### EXTRACTED RECORDS
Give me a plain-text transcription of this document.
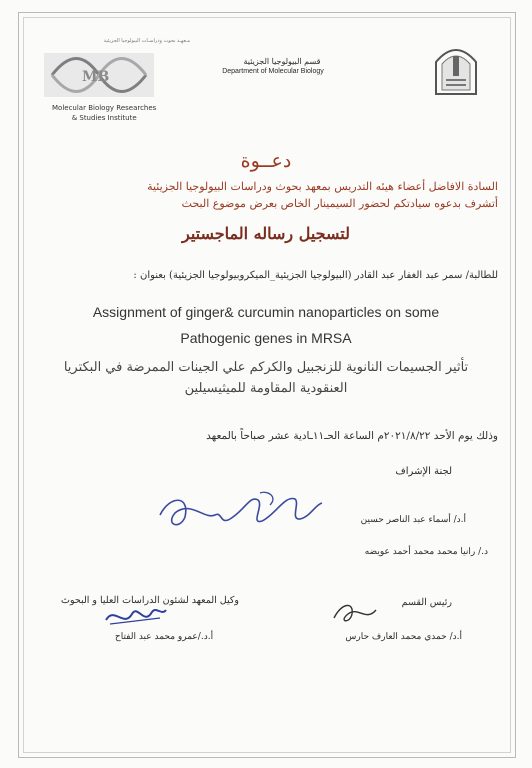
مـعهـد بحوث ودراسـات البيولوجيا الجزيئية
MB
Molecular Biology Researches
& Studies Institute
قسم البيولوجيا الجزيئية
Department of Molecular Biology
دعــوة
السادة الافاضل أعضاء هيئه التدريس بمعهد بحوث ودراسات البيولوجيا الجزيئية
أتشرف بدعوه سيادتكم لحضور السيمينار الخاص بعرض موضوع البحث
لتسجيل رساله الماجستير
للطالبة/ سمر عبد الغفار عبد القادر (البيولوجيا الجزيئية_الميكروبيولوجيا الجزيئية) بعنوان :
Assignment of ginger& curcumin nanoparticles on some
Pathogenic genes in MRSA
تأثير الجسيمات النانوية للزنجبيل والكركم علي الجينات الممرضة في البكتريا
العنقودية المقاومة للميثيسيلين
وذلك يوم الأحد ٢٠٢١/٨/٢٢م الساعة الحـ١١ـادية عشر صباحاً بالمعهد
لجنة الإشراف
أ.د/ أسماء عبد الناصر حسين
د./ رانيا محمد محمد أحمد عويضه
وكيل المعهد لشئون الدراسات العليا و البحوث
أ.د./عمرو محمد عبد الفتاح
رئيس القسم
أ.د/ حمدي محمد العارف حارس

### WHAT IS EXPECTED
Please restate the entries word for word. Skip the pictures.

### RESPONSE AREA
Give me a plain-text transcription of this document.
مـعهـد بحوث ودراسـات البيولوجيا الجزيئية
MB
Molecular Biology Researches
& Studies Institute
قسم البيولوجيا الجزيئية
Department of Molecular Biology
دعــوة
السادة الافاضل أعضاء هيئه التدريس بمعهد بحوث ودراسات البيولوجيا الجزيئية
أتشرف بدعوه سيادتكم لحضور السيمينار الخاص بعرض موضوع البحث
لتسجيل رساله الماجستير
للطالبة/ سمر عبد الغفار عبد القادر (البيولوجيا الجزيئية_الميكروبيولوجيا الجزيئية) بعنوان :
Assignment of ginger& curcumin nanoparticles on some
Pathogenic genes in MRSA
تأثير الجسيمات النانوية للزنجبيل والكركم علي الجينات الممرضة في البكتريا
العنقودية المقاومة للميثيسيلين
وذلك يوم الأحد ٢٠٢١/٨/٢٢م الساعة الحـ١١ـادية عشر صباحاً بالمعهد
لجنة الإشراف
أ.د/ أسماء عبد الناصر حسين
د./ رانيا محمد محمد أحمد عويضه
وكيل المعهد لشئون الدراسات العليا و البحوث
أ.د./عمرو محمد عبد الفتاح
رئيس القسم
أ.د/ حمدي محمد العارف حارس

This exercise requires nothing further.